## Work required:
Extract all lines containing "Output".

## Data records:
──────
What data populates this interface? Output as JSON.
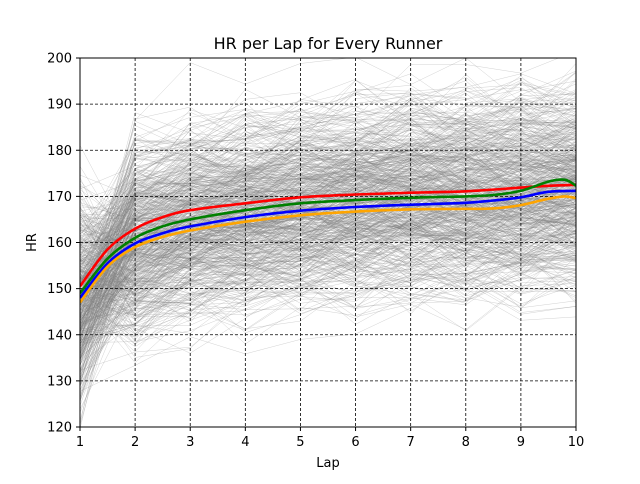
{
  "chart_data": {
    "type": "line",
    "title": "HR per Lap for Every Runner",
    "xlabel": "Lap",
    "ylabel": "HR",
    "xlim": [
      1,
      10
    ],
    "ylim": [
      120,
      200
    ],
    "x_ticks": [
      1,
      2,
      3,
      4,
      5,
      6,
      7,
      8,
      9,
      10
    ],
    "y_ticks": [
      120,
      130,
      140,
      150,
      160,
      170,
      180,
      190,
      200
    ],
    "grid": true,
    "legend": "none",
    "background_lines": {
      "color": "#808080",
      "description_count": 600,
      "x": [
        1,
        2,
        3,
        4,
        5,
        6,
        7,
        8,
        9,
        10
      ],
      "mean_profile": [
        148,
        160,
        164,
        166,
        168,
        169,
        170,
        170,
        171,
        172
      ]
    },
    "series": [
      {
        "color": "#ff0000",
        "x": [
          1,
          1.5,
          2,
          2.5,
          3,
          4,
          5,
          6,
          7,
          8,
          9,
          9.5,
          10
        ],
        "values": [
          150.5,
          158.5,
          163,
          165.5,
          167,
          168.5,
          169.8,
          170.4,
          170.8,
          171.1,
          171.9,
          172.3,
          172.5
        ]
      },
      {
        "color": "#008000",
        "x": [
          1,
          1.5,
          2,
          2.5,
          3,
          4,
          5,
          6,
          7,
          8,
          8.5,
          9,
          9.5,
          9.8,
          10
        ],
        "values": [
          149,
          156.5,
          161,
          163.5,
          165,
          167,
          168.5,
          169.2,
          169.7,
          170,
          170.3,
          171.2,
          173.2,
          173.6,
          172.3
        ]
      },
      {
        "color": "#0000ff",
        "x": [
          1,
          1.5,
          2,
          2.5,
          3,
          4,
          5,
          6,
          7,
          8,
          8.5,
          9,
          9.5,
          10
        ],
        "values": [
          148,
          155.5,
          159.8,
          162,
          163.5,
          165.5,
          166.9,
          167.7,
          168.2,
          168.6,
          169.1,
          169.8,
          171,
          171.2
        ]
      },
      {
        "color": "#ffa500",
        "x": [
          1,
          1.5,
          2,
          2.5,
          3,
          4,
          5,
          6,
          7,
          8,
          8.5,
          9,
          9.5,
          9.8,
          10
        ],
        "values": [
          147,
          154.8,
          159,
          161.2,
          162.6,
          164.5,
          165.9,
          166.7,
          167.2,
          167.3,
          167.4,
          168.1,
          169.5,
          170,
          169.6
        ]
      }
    ]
  }
}
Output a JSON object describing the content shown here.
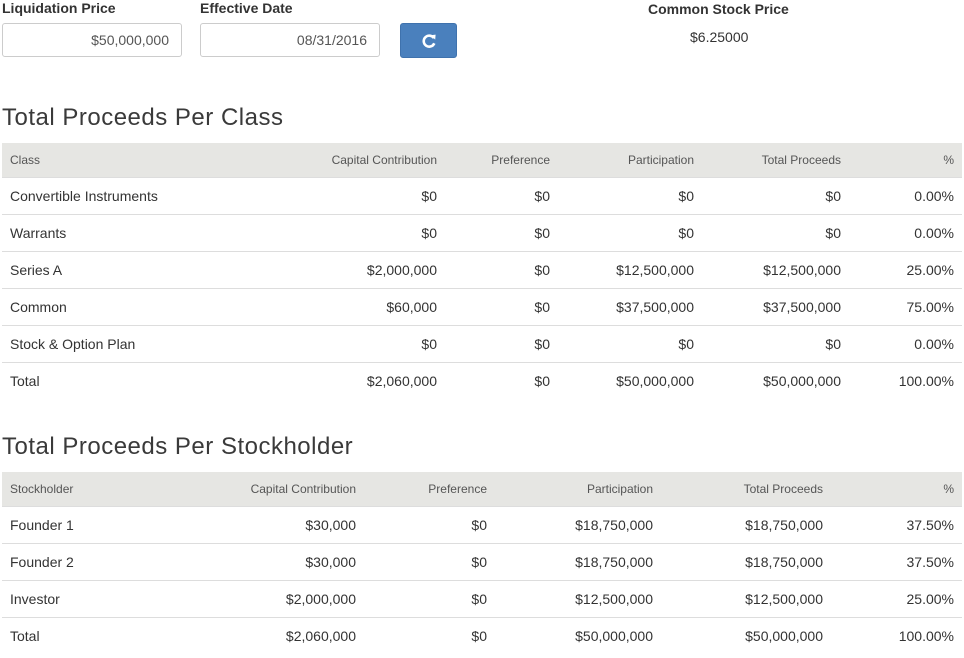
{
  "controls": {
    "liquidation_label": "Liquidation Price",
    "liquidation_value": "$50,000,000",
    "effective_label": "Effective Date",
    "effective_value": "08/31/2016",
    "refresh_icon": "refresh-icon",
    "common_label": "Common Stock Price",
    "common_value": "$6.25000"
  },
  "class_section": {
    "title": "Total Proceeds Per Class",
    "headers": [
      "Class",
      "Capital Contribution",
      "Preference",
      "Participation",
      "Total Proceeds",
      "%"
    ],
    "rows": [
      [
        "Convertible Instruments",
        "$0",
        "$0",
        "$0",
        "$0",
        "0.00%"
      ],
      [
        "Warrants",
        "$0",
        "$0",
        "$0",
        "$0",
        "0.00%"
      ],
      [
        "Series A",
        "$2,000,000",
        "$0",
        "$12,500,000",
        "$12,500,000",
        "25.00%"
      ],
      [
        "Common",
        "$60,000",
        "$0",
        "$37,500,000",
        "$37,500,000",
        "75.00%"
      ],
      [
        "Stock & Option Plan",
        "$0",
        "$0",
        "$0",
        "$0",
        "0.00%"
      ],
      [
        "Total",
        "$2,060,000",
        "$0",
        "$50,000,000",
        "$50,000,000",
        "100.00%"
      ]
    ]
  },
  "holder_section": {
    "title": "Total Proceeds Per Stockholder",
    "headers": [
      "Stockholder",
      "Capital Contribution",
      "Preference",
      "Participation",
      "Total Proceeds",
      "%"
    ],
    "rows": [
      [
        "Founder 1",
        "$30,000",
        "$0",
        "$18,750,000",
        "$18,750,000",
        "37.50%"
      ],
      [
        "Founder 2",
        "$30,000",
        "$0",
        "$18,750,000",
        "$18,750,000",
        "37.50%"
      ],
      [
        "Investor",
        "$2,000,000",
        "$0",
        "$12,500,000",
        "$12,500,000",
        "25.00%"
      ],
      [
        "Total",
        "$2,060,000",
        "$0",
        "$50,000,000",
        "$50,000,000",
        "100.00%"
      ]
    ]
  }
}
──────
## Correct response:
What data populates this interface? Output as JSON.
Output a JSON object describing the content shown here.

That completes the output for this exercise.